Records from a data collection

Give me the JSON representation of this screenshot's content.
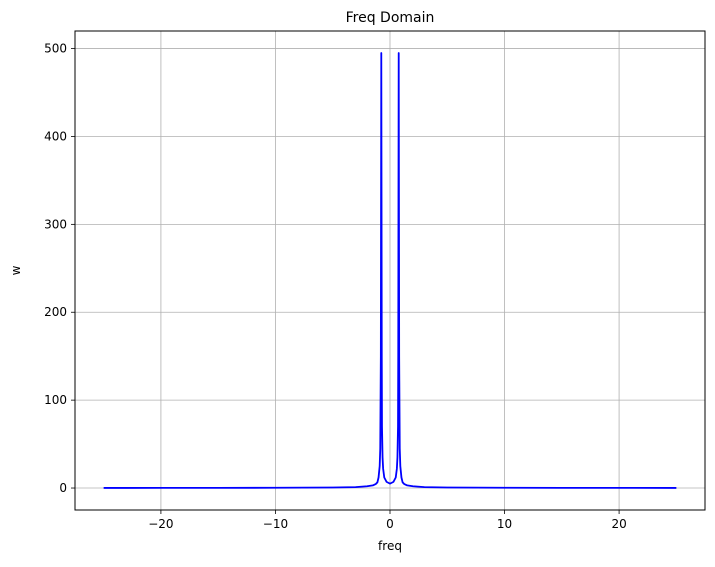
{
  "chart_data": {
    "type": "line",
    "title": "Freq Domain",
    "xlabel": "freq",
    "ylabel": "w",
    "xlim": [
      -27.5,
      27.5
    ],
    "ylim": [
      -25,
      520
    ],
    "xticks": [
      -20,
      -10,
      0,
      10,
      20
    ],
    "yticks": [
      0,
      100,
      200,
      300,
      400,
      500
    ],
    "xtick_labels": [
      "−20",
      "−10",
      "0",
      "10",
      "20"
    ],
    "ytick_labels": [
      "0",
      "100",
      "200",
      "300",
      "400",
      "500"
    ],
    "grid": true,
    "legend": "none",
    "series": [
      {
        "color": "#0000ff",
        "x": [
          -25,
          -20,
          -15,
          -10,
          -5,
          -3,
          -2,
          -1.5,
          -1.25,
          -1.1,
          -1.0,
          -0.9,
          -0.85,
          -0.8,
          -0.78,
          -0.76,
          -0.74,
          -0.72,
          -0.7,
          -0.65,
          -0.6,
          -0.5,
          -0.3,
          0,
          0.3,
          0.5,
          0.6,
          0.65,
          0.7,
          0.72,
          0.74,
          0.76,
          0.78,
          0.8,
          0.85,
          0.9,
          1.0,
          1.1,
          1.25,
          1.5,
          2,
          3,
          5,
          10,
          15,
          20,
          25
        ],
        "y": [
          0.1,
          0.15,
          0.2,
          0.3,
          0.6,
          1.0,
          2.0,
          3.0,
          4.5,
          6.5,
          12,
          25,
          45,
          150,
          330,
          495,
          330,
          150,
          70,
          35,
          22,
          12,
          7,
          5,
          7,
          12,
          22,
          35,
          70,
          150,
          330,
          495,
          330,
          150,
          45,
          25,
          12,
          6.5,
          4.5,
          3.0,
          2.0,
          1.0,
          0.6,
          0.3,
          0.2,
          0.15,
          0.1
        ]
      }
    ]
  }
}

Stated problem — Reproduce every line above as written, skipping pictures.

Solved exercise —
Give me the JSON representation of this screenshot's content.
{
  "chart_data": {
    "type": "line",
    "title": "Freq Domain",
    "xlabel": "freq",
    "ylabel": "w",
    "xlim": [
      -27.5,
      27.5
    ],
    "ylim": [
      -25,
      520
    ],
    "xticks": [
      -20,
      -10,
      0,
      10,
      20
    ],
    "yticks": [
      0,
      100,
      200,
      300,
      400,
      500
    ],
    "xtick_labels": [
      "−20",
      "−10",
      "0",
      "10",
      "20"
    ],
    "ytick_labels": [
      "0",
      "100",
      "200",
      "300",
      "400",
      "500"
    ],
    "grid": true,
    "legend": "none",
    "series": [
      {
        "color": "#0000ff",
        "x": [
          -25,
          -20,
          -15,
          -10,
          -5,
          -3,
          -2,
          -1.5,
          -1.25,
          -1.1,
          -1.0,
          -0.9,
          -0.85,
          -0.8,
          -0.78,
          -0.76,
          -0.74,
          -0.72,
          -0.7,
          -0.65,
          -0.6,
          -0.5,
          -0.3,
          0,
          0.3,
          0.5,
          0.6,
          0.65,
          0.7,
          0.72,
          0.74,
          0.76,
          0.78,
          0.8,
          0.85,
          0.9,
          1.0,
          1.1,
          1.25,
          1.5,
          2,
          3,
          5,
          10,
          15,
          20,
          25
        ],
        "y": [
          0.1,
          0.15,
          0.2,
          0.3,
          0.6,
          1.0,
          2.0,
          3.0,
          4.5,
          6.5,
          12,
          25,
          45,
          150,
          330,
          495,
          330,
          150,
          70,
          35,
          22,
          12,
          7,
          5,
          7,
          12,
          22,
          35,
          70,
          150,
          330,
          495,
          330,
          150,
          45,
          25,
          12,
          6.5,
          4.5,
          3.0,
          2.0,
          1.0,
          0.6,
          0.3,
          0.2,
          0.15,
          0.1
        ]
      }
    ]
  }
}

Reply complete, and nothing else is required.